What is being asked -
Find how many lines contain "находится" and state only that number.

Input material -
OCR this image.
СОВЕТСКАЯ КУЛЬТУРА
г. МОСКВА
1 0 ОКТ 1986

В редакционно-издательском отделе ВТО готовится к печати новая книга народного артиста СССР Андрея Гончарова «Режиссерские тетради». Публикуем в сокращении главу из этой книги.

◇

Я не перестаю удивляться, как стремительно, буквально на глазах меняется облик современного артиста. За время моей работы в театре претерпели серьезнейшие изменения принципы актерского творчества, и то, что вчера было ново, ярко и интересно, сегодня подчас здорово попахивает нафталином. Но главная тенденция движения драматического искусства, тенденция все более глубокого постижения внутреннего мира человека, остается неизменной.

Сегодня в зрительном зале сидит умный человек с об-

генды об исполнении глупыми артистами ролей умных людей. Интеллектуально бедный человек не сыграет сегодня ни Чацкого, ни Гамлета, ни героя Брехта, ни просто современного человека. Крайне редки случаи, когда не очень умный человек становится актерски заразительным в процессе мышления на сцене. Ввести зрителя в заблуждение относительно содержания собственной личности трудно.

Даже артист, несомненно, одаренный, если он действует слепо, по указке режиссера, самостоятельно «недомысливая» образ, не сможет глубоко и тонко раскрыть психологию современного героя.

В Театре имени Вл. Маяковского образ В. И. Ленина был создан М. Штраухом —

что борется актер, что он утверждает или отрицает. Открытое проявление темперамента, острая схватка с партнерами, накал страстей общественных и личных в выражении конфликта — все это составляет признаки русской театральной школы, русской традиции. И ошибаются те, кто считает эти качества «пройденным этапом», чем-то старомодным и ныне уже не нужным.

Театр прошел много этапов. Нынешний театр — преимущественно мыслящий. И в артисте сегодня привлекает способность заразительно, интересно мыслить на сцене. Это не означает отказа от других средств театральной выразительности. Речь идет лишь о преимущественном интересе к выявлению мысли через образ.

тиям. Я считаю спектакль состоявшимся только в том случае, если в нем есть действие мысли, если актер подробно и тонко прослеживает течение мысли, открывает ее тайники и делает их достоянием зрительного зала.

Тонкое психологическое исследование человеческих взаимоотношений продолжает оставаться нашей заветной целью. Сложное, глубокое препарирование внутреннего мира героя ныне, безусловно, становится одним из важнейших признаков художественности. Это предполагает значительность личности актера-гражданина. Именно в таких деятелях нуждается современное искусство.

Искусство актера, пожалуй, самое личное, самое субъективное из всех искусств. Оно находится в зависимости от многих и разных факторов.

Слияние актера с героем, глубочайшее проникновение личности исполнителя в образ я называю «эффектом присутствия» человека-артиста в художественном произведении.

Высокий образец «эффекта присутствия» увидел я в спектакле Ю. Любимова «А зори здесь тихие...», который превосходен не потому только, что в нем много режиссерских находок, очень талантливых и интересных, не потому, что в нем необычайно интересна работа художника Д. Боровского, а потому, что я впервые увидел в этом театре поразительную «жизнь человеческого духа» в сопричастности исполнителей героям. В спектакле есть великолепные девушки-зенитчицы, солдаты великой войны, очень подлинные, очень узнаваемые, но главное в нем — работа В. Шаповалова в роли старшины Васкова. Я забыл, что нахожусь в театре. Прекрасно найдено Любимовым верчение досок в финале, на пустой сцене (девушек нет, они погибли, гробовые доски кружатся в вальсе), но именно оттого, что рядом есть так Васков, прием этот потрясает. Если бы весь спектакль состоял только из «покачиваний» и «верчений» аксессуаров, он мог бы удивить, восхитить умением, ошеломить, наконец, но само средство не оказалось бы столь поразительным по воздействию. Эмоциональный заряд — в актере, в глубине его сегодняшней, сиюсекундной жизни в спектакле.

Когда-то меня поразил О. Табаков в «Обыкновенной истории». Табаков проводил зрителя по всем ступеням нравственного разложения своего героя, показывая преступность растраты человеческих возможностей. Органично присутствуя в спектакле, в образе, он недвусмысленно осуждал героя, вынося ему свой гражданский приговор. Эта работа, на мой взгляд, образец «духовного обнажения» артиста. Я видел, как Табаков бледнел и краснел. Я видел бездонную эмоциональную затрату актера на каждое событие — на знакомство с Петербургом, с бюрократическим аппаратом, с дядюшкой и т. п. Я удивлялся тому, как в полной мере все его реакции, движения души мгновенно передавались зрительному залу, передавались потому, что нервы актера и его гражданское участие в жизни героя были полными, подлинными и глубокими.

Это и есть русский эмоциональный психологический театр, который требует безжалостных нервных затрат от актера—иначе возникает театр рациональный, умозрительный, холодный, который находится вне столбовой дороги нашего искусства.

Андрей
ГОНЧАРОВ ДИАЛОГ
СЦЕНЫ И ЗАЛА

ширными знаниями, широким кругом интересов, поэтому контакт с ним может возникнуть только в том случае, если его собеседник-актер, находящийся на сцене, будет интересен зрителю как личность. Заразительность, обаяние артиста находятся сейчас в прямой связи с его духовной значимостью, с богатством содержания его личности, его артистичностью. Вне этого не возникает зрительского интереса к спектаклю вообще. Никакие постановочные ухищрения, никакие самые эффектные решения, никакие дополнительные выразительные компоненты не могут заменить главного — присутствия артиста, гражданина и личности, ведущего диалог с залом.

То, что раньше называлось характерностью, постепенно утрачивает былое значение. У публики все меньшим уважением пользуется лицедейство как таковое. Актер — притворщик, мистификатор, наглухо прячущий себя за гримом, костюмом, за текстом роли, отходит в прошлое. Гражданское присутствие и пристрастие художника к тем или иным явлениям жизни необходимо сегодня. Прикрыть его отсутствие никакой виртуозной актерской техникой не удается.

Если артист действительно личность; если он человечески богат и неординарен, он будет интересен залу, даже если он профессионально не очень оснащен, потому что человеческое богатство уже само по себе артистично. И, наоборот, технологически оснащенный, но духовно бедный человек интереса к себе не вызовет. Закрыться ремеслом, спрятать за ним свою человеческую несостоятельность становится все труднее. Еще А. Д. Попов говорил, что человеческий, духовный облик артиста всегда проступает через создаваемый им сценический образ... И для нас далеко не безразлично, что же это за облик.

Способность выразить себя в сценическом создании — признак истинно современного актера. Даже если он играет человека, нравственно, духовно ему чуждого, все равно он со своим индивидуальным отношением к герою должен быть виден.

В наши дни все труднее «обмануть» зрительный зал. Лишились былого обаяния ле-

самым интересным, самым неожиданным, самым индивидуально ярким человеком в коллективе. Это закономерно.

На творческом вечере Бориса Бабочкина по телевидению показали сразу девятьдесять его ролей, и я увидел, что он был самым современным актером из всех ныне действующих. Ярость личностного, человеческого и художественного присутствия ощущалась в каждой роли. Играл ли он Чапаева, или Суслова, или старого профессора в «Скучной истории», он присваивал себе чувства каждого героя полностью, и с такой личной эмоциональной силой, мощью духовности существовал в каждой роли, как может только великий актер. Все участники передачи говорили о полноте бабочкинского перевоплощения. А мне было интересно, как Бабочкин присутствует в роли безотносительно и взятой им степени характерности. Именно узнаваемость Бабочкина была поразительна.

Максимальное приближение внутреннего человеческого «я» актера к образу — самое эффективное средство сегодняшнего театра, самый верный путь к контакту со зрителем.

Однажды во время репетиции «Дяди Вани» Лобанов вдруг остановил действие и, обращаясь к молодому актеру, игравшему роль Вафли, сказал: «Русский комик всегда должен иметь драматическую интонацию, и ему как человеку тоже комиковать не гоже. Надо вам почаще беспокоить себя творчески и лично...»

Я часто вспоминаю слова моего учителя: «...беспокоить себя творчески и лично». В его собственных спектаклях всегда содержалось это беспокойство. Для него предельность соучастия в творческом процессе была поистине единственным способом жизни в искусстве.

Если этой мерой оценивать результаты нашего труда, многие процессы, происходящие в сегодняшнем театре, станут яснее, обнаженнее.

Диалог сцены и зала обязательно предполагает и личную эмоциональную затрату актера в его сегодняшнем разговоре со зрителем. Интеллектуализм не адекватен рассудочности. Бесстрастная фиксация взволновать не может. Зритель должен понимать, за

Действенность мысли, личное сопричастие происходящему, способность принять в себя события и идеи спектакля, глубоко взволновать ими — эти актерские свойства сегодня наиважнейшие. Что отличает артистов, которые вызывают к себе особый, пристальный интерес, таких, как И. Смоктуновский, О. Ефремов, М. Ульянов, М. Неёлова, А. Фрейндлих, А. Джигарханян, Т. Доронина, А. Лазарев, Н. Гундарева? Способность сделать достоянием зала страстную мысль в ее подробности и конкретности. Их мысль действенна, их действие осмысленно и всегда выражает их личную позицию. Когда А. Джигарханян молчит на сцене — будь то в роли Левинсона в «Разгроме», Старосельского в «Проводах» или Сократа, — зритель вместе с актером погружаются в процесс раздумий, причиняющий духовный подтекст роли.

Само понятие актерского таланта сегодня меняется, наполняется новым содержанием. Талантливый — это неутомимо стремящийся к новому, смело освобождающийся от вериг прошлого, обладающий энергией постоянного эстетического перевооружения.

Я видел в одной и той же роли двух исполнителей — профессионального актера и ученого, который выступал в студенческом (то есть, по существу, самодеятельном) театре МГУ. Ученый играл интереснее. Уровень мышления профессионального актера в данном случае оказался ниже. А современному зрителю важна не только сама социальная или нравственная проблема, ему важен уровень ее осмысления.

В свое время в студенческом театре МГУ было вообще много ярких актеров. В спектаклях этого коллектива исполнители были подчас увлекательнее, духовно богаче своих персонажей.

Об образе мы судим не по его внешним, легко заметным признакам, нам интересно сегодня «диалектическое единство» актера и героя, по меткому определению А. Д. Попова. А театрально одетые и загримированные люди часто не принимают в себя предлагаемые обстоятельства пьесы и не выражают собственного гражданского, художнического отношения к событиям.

Reply -
2